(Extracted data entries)
————
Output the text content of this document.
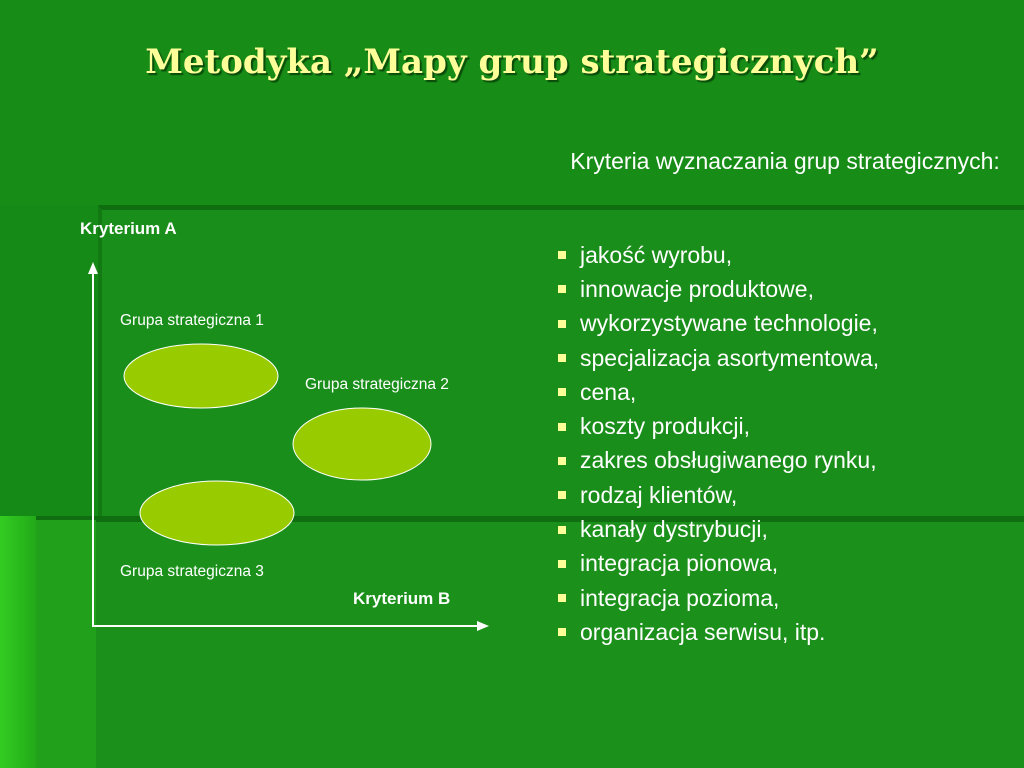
Metodyka „Mapy grup strategicznych”
Kryterium A
Kryterium B
Grupa strategiczna 1
Grupa strategiczna 2
Grupa strategiczna 3
Kryteria wyznaczania grup strategicznych:
jakość wyrobu,
innowacje produktowe,
wykorzystywane technologie,
specjalizacja asortymentowa,
cena,
koszty produkcji,
zakres obsługiwanego rynku,
rodzaj klientów,
kanały dystrybucji,
integracja pionowa,
integracja pozioma,
organizacja serwisu, itp.
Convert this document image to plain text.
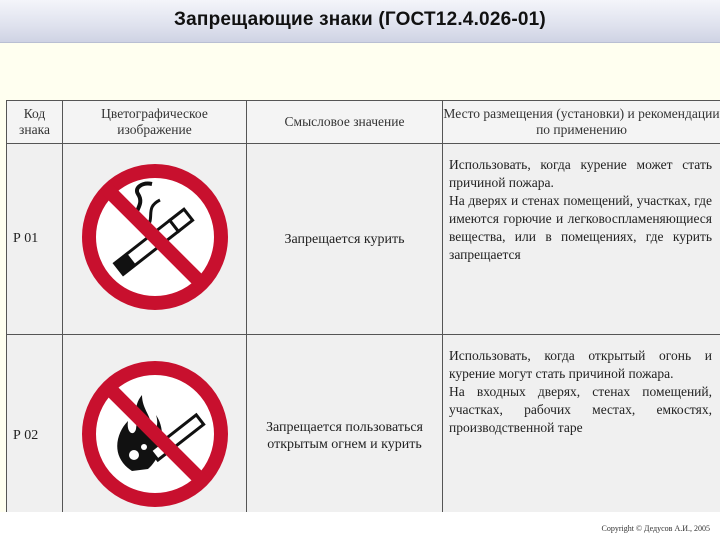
Запрещающие знаки (ГОСТ12.4.026-01)
Код знака	Цветографическое изображение	Смысловое значение	Место размещения (установки) и рекомендации по применению
Р 01		Запрещается курить	Использовать, когда курение может стать причиной пожара.
На дверях и стенах помещений, участках, где имеются горючие и легковоспламеняющиеся вещества, или в помещениях, где курить запрещается
Р 02		Запрещается пользоваться открытым огнем и курить	Использовать, когда открытый огонь и курение могут стать причиной пожара.
На входных дверях, стенах помещений, участках, рабочих местах, емкостях, производственной таре
Copyright © Дедусов А.И., 2005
————
**Task description**
Quote every line word for word and keep the images out of the copy.

**Solution for this exercise**
Output the text content of this document.
Metodyka „Mapy grup strategicznych”
Kryterium A
Kryterium B
Grupa strategiczna 1
Grupa strategiczna 2
Grupa strategiczna 3
Kryteria wyznaczania grup strategicznych:
jakość wyrobu,
innowacje produktowe,
wykorzystywane technologie,
specjalizacja asortymentowa,
cena,
koszty produkcji,
zakres obsługiwanego rynku,
rodzaj klientów,
kanały dystrybucji,
integracja pionowa,
integracja pozioma,
organizacja serwisu, itp.
Convert this document image to plain text.
Запрещающие знаки (ГОСТ12.4.026-01)
Код знака	Цветографическое изображение	Смысловое значение	Место размещения (установки) и рекомендации по применению
Р 01		Запрещается курить	Использовать, когда курение может стать причиной пожара.
На дверях и стенах помещений, участках, где имеются горючие и легковоспламеняющиеся вещества, или в помещениях, где курить запрещается
Р 02		Запрещается пользоваться открытым огнем и курить	Использовать, когда открытый огонь и курение могут стать причиной пожара.
На входных дверях, стенах помещений, участках, рабочих местах, емкостях, производственной таре
Copyright © Дедусов А.И., 2005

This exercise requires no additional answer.